> _Material for the task_:
* * * * * * *

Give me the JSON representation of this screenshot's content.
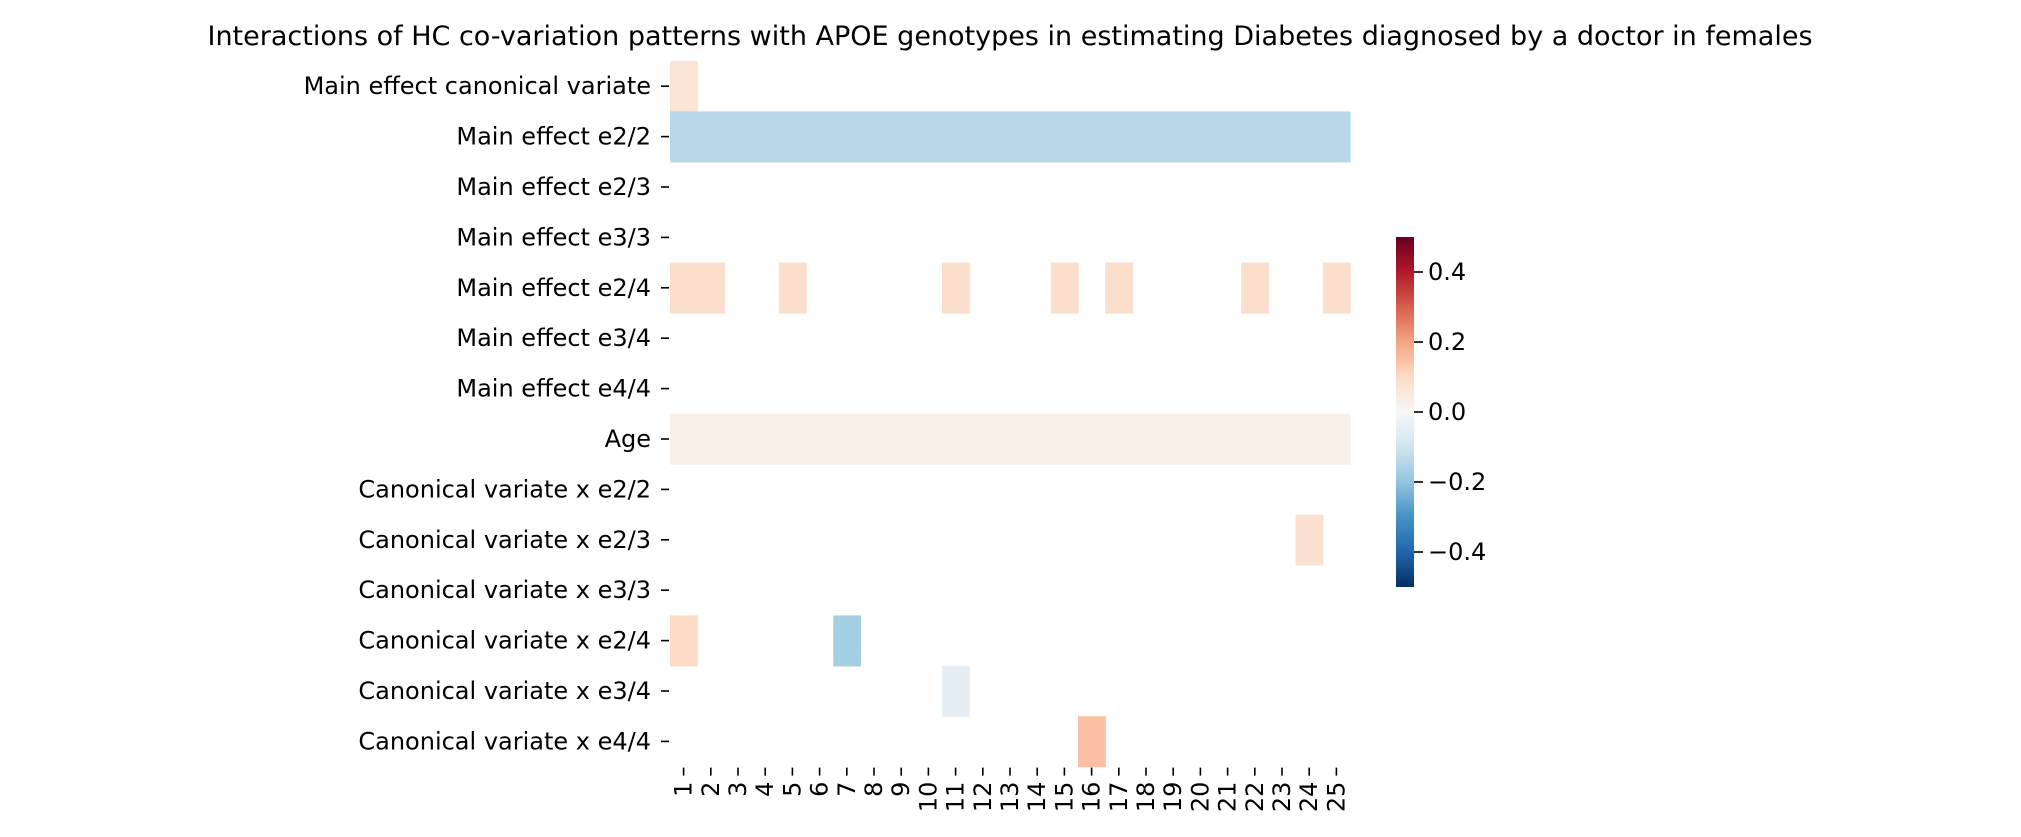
{
  "chart_data": {
    "type": "heatmap",
    "title": "Interactions of HC co-variation patterns with APOE genotypes in estimating Diabetes diagnosed by a doctor in females",
    "xlabel": "",
    "ylabel": "",
    "x_categories": [
      "1",
      "2",
      "3",
      "4",
      "5",
      "6",
      "7",
      "8",
      "9",
      "10",
      "11",
      "12",
      "13",
      "14",
      "15",
      "16",
      "17",
      "18",
      "19",
      "20",
      "21",
      "22",
      "23",
      "24",
      "25"
    ],
    "y_categories": [
      "Main effect canonical variate",
      "Main effect e2/2",
      "Main effect e2/3",
      "Main effect e3/3",
      "Main effect e2/4",
      "Main effect e3/4",
      "Main effect e4/4",
      "Age",
      "Canonical variate x e2/2",
      "Canonical variate x e2/3",
      "Canonical variate x e3/3",
      "Canonical variate x e2/4",
      "Canonical variate x e3/4",
      "Canonical variate x e4/4"
    ],
    "colormap": "RdBu_r",
    "color_range": [
      -0.5,
      0.5
    ],
    "colorbar_ticks": [
      0.4,
      0.2,
      0.0,
      -0.2,
      -0.4
    ],
    "colorbar_tick_labels": [
      "0.4",
      "0.2",
      "0.0",
      "−0.2",
      "−0.4"
    ],
    "cells": [
      {
        "row": 0,
        "col": 0,
        "value": 0.07
      },
      {
        "row": 1,
        "col": 0,
        "value": -0.14
      },
      {
        "row": 1,
        "col": 1,
        "value": -0.14
      },
      {
        "row": 1,
        "col": 2,
        "value": -0.14
      },
      {
        "row": 1,
        "col": 3,
        "value": -0.14
      },
      {
        "row": 1,
        "col": 4,
        "value": -0.14
      },
      {
        "row": 1,
        "col": 5,
        "value": -0.14
      },
      {
        "row": 1,
        "col": 6,
        "value": -0.14
      },
      {
        "row": 1,
        "col": 7,
        "value": -0.14
      },
      {
        "row": 1,
        "col": 8,
        "value": -0.14
      },
      {
        "row": 1,
        "col": 9,
        "value": -0.14
      },
      {
        "row": 1,
        "col": 10,
        "value": -0.14
      },
      {
        "row": 1,
        "col": 11,
        "value": -0.14
      },
      {
        "row": 1,
        "col": 12,
        "value": -0.14
      },
      {
        "row": 1,
        "col": 13,
        "value": -0.14
      },
      {
        "row": 1,
        "col": 14,
        "value": -0.14
      },
      {
        "row": 1,
        "col": 15,
        "value": -0.14
      },
      {
        "row": 1,
        "col": 16,
        "value": -0.14
      },
      {
        "row": 1,
        "col": 17,
        "value": -0.14
      },
      {
        "row": 1,
        "col": 18,
        "value": -0.14
      },
      {
        "row": 1,
        "col": 19,
        "value": -0.14
      },
      {
        "row": 1,
        "col": 20,
        "value": -0.14
      },
      {
        "row": 1,
        "col": 21,
        "value": -0.14
      },
      {
        "row": 1,
        "col": 22,
        "value": -0.14
      },
      {
        "row": 1,
        "col": 23,
        "value": -0.14
      },
      {
        "row": 1,
        "col": 24,
        "value": -0.14
      },
      {
        "row": 4,
        "col": 0,
        "value": 0.09
      },
      {
        "row": 4,
        "col": 1,
        "value": 0.09
      },
      {
        "row": 4,
        "col": 4,
        "value": 0.09
      },
      {
        "row": 4,
        "col": 10,
        "value": 0.09
      },
      {
        "row": 4,
        "col": 14,
        "value": 0.09
      },
      {
        "row": 4,
        "col": 16,
        "value": 0.09
      },
      {
        "row": 4,
        "col": 21,
        "value": 0.09
      },
      {
        "row": 4,
        "col": 24,
        "value": 0.09
      },
      {
        "row": 7,
        "col": 0,
        "value": 0.03
      },
      {
        "row": 7,
        "col": 1,
        "value": 0.03
      },
      {
        "row": 7,
        "col": 2,
        "value": 0.03
      },
      {
        "row": 7,
        "col": 3,
        "value": 0.03
      },
      {
        "row": 7,
        "col": 4,
        "value": 0.03
      },
      {
        "row": 7,
        "col": 5,
        "value": 0.03
      },
      {
        "row": 7,
        "col": 6,
        "value": 0.03
      },
      {
        "row": 7,
        "col": 7,
        "value": 0.03
      },
      {
        "row": 7,
        "col": 8,
        "value": 0.03
      },
      {
        "row": 7,
        "col": 9,
        "value": 0.03
      },
      {
        "row": 7,
        "col": 10,
        "value": 0.03
      },
      {
        "row": 7,
        "col": 11,
        "value": 0.03
      },
      {
        "row": 7,
        "col": 12,
        "value": 0.03
      },
      {
        "row": 7,
        "col": 13,
        "value": 0.03
      },
      {
        "row": 7,
        "col": 14,
        "value": 0.03
      },
      {
        "row": 7,
        "col": 15,
        "value": 0.03
      },
      {
        "row": 7,
        "col": 16,
        "value": 0.03
      },
      {
        "row": 7,
        "col": 17,
        "value": 0.03
      },
      {
        "row": 7,
        "col": 18,
        "value": 0.03
      },
      {
        "row": 7,
        "col": 19,
        "value": 0.03
      },
      {
        "row": 7,
        "col": 20,
        "value": 0.03
      },
      {
        "row": 7,
        "col": 21,
        "value": 0.03
      },
      {
        "row": 7,
        "col": 22,
        "value": 0.03
      },
      {
        "row": 7,
        "col": 23,
        "value": 0.03
      },
      {
        "row": 7,
        "col": 24,
        "value": 0.03
      },
      {
        "row": 9,
        "col": 23,
        "value": 0.08
      },
      {
        "row": 11,
        "col": 0,
        "value": 0.1
      },
      {
        "row": 11,
        "col": 6,
        "value": -0.17
      },
      {
        "row": 12,
        "col": 10,
        "value": -0.05
      },
      {
        "row": 13,
        "col": 15,
        "value": 0.15
      }
    ]
  }
}
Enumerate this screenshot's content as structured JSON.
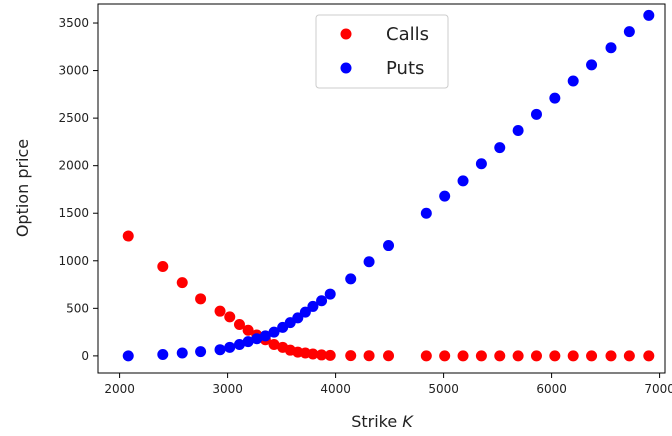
{
  "chart_data": {
    "type": "scatter",
    "title": "",
    "xlabel": "Strike",
    "xlabel_var": "K",
    "ylabel": "Option price",
    "xlim": [
      1800,
      7050
    ],
    "ylim": [
      -180,
      3700
    ],
    "xticks": [
      2000,
      3000,
      4000,
      5000,
      6000,
      7000
    ],
    "yticks": [
      0,
      500,
      1000,
      1500,
      2000,
      2500,
      3000,
      3500
    ],
    "grid": false,
    "legend_position": "upper-center",
    "series": [
      {
        "name": "Calls",
        "color": "#ff0000",
        "x": [
          2080,
          2400,
          2580,
          2750,
          2930,
          3020,
          3110,
          3190,
          3270,
          3350,
          3430,
          3510,
          3580,
          3650,
          3720,
          3790,
          3870,
          3950,
          4140,
          4310,
          4490,
          4840,
          5010,
          5180,
          5350,
          5520,
          5690,
          5860,
          6030,
          6200,
          6370,
          6550,
          6720,
          6900
        ],
        "y": [
          1260,
          940,
          770,
          600,
          470,
          410,
          330,
          270,
          220,
          170,
          120,
          90,
          60,
          40,
          30,
          20,
          10,
          5,
          3,
          2,
          1,
          0,
          0,
          0,
          0,
          0,
          0,
          0,
          0,
          0,
          0,
          0,
          0,
          0
        ]
      },
      {
        "name": "Puts",
        "color": "#0000ff",
        "x": [
          2080,
          2400,
          2580,
          2750,
          2930,
          3020,
          3110,
          3190,
          3270,
          3350,
          3430,
          3510,
          3580,
          3650,
          3720,
          3790,
          3870,
          3950,
          4140,
          4310,
          4490,
          4840,
          5010,
          5180,
          5350,
          5520,
          5690,
          5860,
          6030,
          6200,
          6370,
          6550,
          6720,
          6900
        ],
        "y": [
          0,
          15,
          30,
          45,
          65,
          90,
          120,
          150,
          180,
          210,
          250,
          300,
          350,
          400,
          460,
          520,
          580,
          650,
          810,
          990,
          1160,
          1500,
          1680,
          1840,
          2020,
          2190,
          2370,
          2540,
          2710,
          2890,
          3060,
          3240,
          3410,
          3580
        ]
      }
    ]
  }
}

* * * * * * *

> _Task prompt_: Across the material above, how many lines include the string "effect"? Only the number is wanted.

> _Solution to this task_: 7